(begin)

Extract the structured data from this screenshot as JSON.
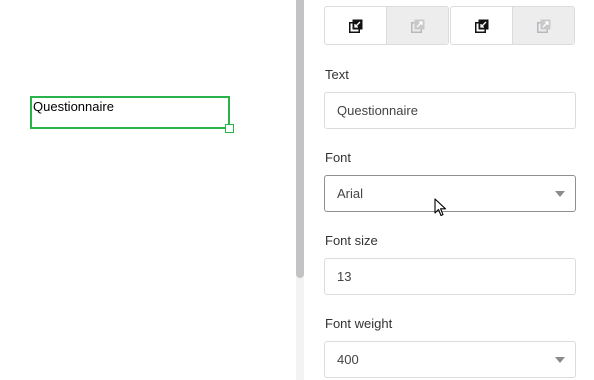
{
  "canvas": {
    "element_text": "Questionnaire"
  },
  "panel": {
    "fields": {
      "text": {
        "label": "Text",
        "value": "Questionnaire"
      },
      "font": {
        "label": "Font",
        "value": "Arial"
      },
      "font_size": {
        "label": "Font size",
        "value": "13"
      },
      "font_weight": {
        "label": "Font weight",
        "value": "400"
      }
    },
    "layer_buttons": [
      {
        "icon": "bring-forward-icon",
        "enabled": true
      },
      {
        "icon": "send-backward-icon",
        "enabled": false
      },
      {
        "icon": "bring-to-front-icon",
        "enabled": true
      },
      {
        "icon": "send-to-back-icon",
        "enabled": false
      }
    ]
  },
  "colors": {
    "selection": "#2ab34a",
    "divider_thumb": "#c3c3c6"
  }
}
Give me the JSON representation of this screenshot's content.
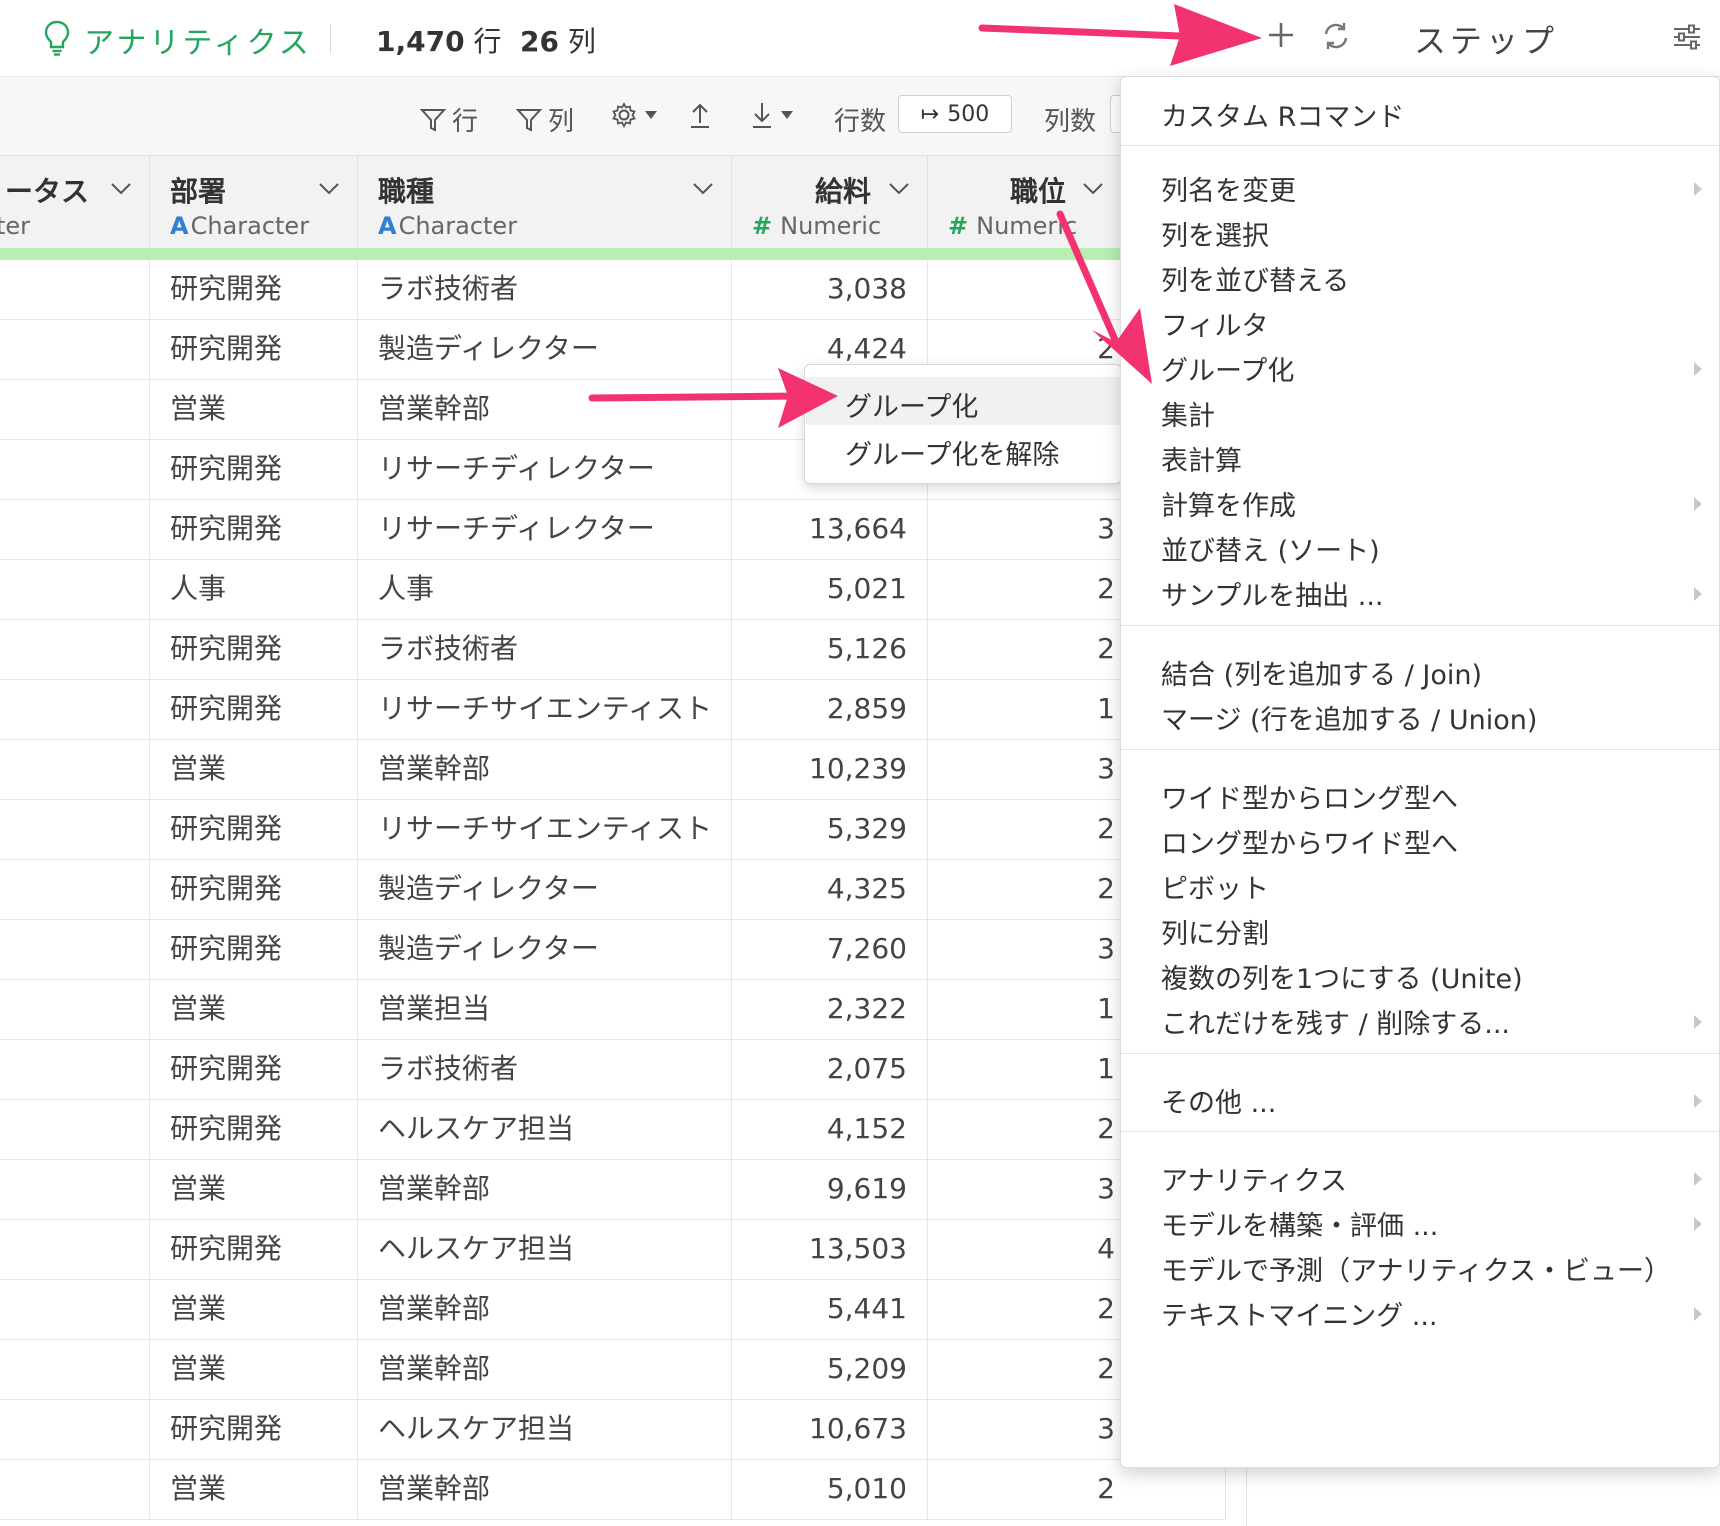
{
  "header": {
    "app_title": "アナリティクス",
    "row_count_num": "1,470",
    "row_count_unit": "行",
    "col_count_num": "26",
    "col_count_unit": "列",
    "step_title": "ステップ"
  },
  "toolbar": {
    "filter_rows": "行",
    "filter_cols": "列",
    "rows_label": "行数",
    "rows_value": "500",
    "cols_label": "列数"
  },
  "columns": [
    {
      "name": "ステータス",
      "visible_name": "ータス",
      "type_prefix": "",
      "type": "ter"
    },
    {
      "name": "部署",
      "type_prefix": "A",
      "type": "Character"
    },
    {
      "name": "職種",
      "type_prefix": "A",
      "type": "Character"
    },
    {
      "name": "給料",
      "type_prefix": "#",
      "type": "Numeric"
    },
    {
      "name": "職位",
      "type_prefix": "#",
      "type": "Numeric"
    }
  ],
  "rows": [
    {
      "dept": "研究開発",
      "job": "ラボ技術者",
      "salary": "3,038",
      "level": ""
    },
    {
      "dept": "研究開発",
      "job": "製造ディレクター",
      "salary": "4,424",
      "level": "2"
    },
    {
      "dept": "営業",
      "job": "営業幹部",
      "salary": "",
      "level": ""
    },
    {
      "dept": "研究開発",
      "job": "リサーチディレクター",
      "salary": "",
      "level": ""
    },
    {
      "dept": "研究開発",
      "job": "リサーチディレクター",
      "salary": "13,664",
      "level": "3"
    },
    {
      "dept": "人事",
      "job": "人事",
      "salary": "5,021",
      "level": "2"
    },
    {
      "dept": "研究開発",
      "job": "ラボ技術者",
      "salary": "5,126",
      "level": "2"
    },
    {
      "dept": "研究開発",
      "job": "リサーチサイエンティスト",
      "salary": "2,859",
      "level": "1"
    },
    {
      "dept": "営業",
      "job": "営業幹部",
      "salary": "10,239",
      "level": "3"
    },
    {
      "dept": "研究開発",
      "job": "リサーチサイエンティスト",
      "salary": "5,329",
      "level": "2"
    },
    {
      "dept": "研究開発",
      "job": "製造ディレクター",
      "salary": "4,325",
      "level": "2"
    },
    {
      "dept": "研究開発",
      "job": "製造ディレクター",
      "salary": "7,260",
      "level": "3"
    },
    {
      "dept": "営業",
      "job": "営業担当",
      "salary": "2,322",
      "level": "1"
    },
    {
      "dept": "研究開発",
      "job": "ラボ技術者",
      "salary": "2,075",
      "level": "1"
    },
    {
      "dept": "研究開発",
      "job": "ヘルスケア担当",
      "salary": "4,152",
      "level": "2"
    },
    {
      "dept": "営業",
      "job": "営業幹部",
      "salary": "9,619",
      "level": "3"
    },
    {
      "dept": "研究開発",
      "job": "ヘルスケア担当",
      "salary": "13,503",
      "level": "4"
    },
    {
      "dept": "営業",
      "job": "営業幹部",
      "salary": "5,441",
      "level": "2"
    },
    {
      "dept": "営業",
      "job": "営業幹部",
      "salary": "5,209",
      "level": "2"
    },
    {
      "dept": "研究開発",
      "job": "ヘルスケア担当",
      "salary": "10,673",
      "level": "3"
    },
    {
      "dept": "営業",
      "job": "営業幹部",
      "salary": "5,010",
      "level": "2"
    }
  ],
  "menu": {
    "items": [
      {
        "label": "カスタム Rコマンド",
        "submenu": false
      },
      {
        "label": "列名を変更",
        "submenu": true
      },
      {
        "label": "列を選択",
        "submenu": false
      },
      {
        "label": "列を並び替える",
        "submenu": false
      },
      {
        "label": "フィルタ",
        "submenu": false
      },
      {
        "label": "グループ化",
        "submenu": true
      },
      {
        "label": "集計",
        "submenu": false
      },
      {
        "label": "表計算",
        "submenu": false
      },
      {
        "label": "計算を作成",
        "submenu": true
      },
      {
        "label": "並び替え (ソート)",
        "submenu": false
      },
      {
        "label": "サンプルを抽出 ...",
        "submenu": true
      },
      {
        "label": "結合 (列を追加する / Join)",
        "submenu": false
      },
      {
        "label": "マージ (行を追加する / Union)",
        "submenu": false
      },
      {
        "label": "ワイド型からロング型へ",
        "submenu": false
      },
      {
        "label": "ロング型からワイド型へ",
        "submenu": false
      },
      {
        "label": "ピボット",
        "submenu": false
      },
      {
        "label": "列に分割",
        "submenu": false
      },
      {
        "label": "複数の列を1つにする (Unite)",
        "submenu": false
      },
      {
        "label": "これだけを残す / 削除する...",
        "submenu": true
      },
      {
        "label": "その他 ...",
        "submenu": true
      },
      {
        "label": "アナリティクス",
        "submenu": true
      },
      {
        "label": "モデルを構築・評価 ...",
        "submenu": true
      },
      {
        "label": "モデルで予測（アナリティクス・ビュー）",
        "submenu": false
      },
      {
        "label": "テキストマイニング ...",
        "submenu": true
      }
    ]
  },
  "submenu": {
    "items": [
      {
        "label": "グループ化",
        "highlighted": true
      },
      {
        "label": "グループ化を解除",
        "highlighted": false
      }
    ]
  },
  "colors": {
    "accent_green": "#23a55a",
    "type_character_blue": "#2f7fd3",
    "header_green_bar": "#b6efb1",
    "annotation_arrow": "#f2336f"
  },
  "icons": [
    "lightbulb-icon",
    "plus-icon",
    "refresh-icon",
    "settings-sliders-icon",
    "filter-icon",
    "gear-icon",
    "upload-icon",
    "download-icon",
    "chevron-down-icon",
    "chevron-right-icon"
  ]
}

(end)

Count every line of the records that holds "screenshot". State the number, nothing else.

:: Reply to the task ::
2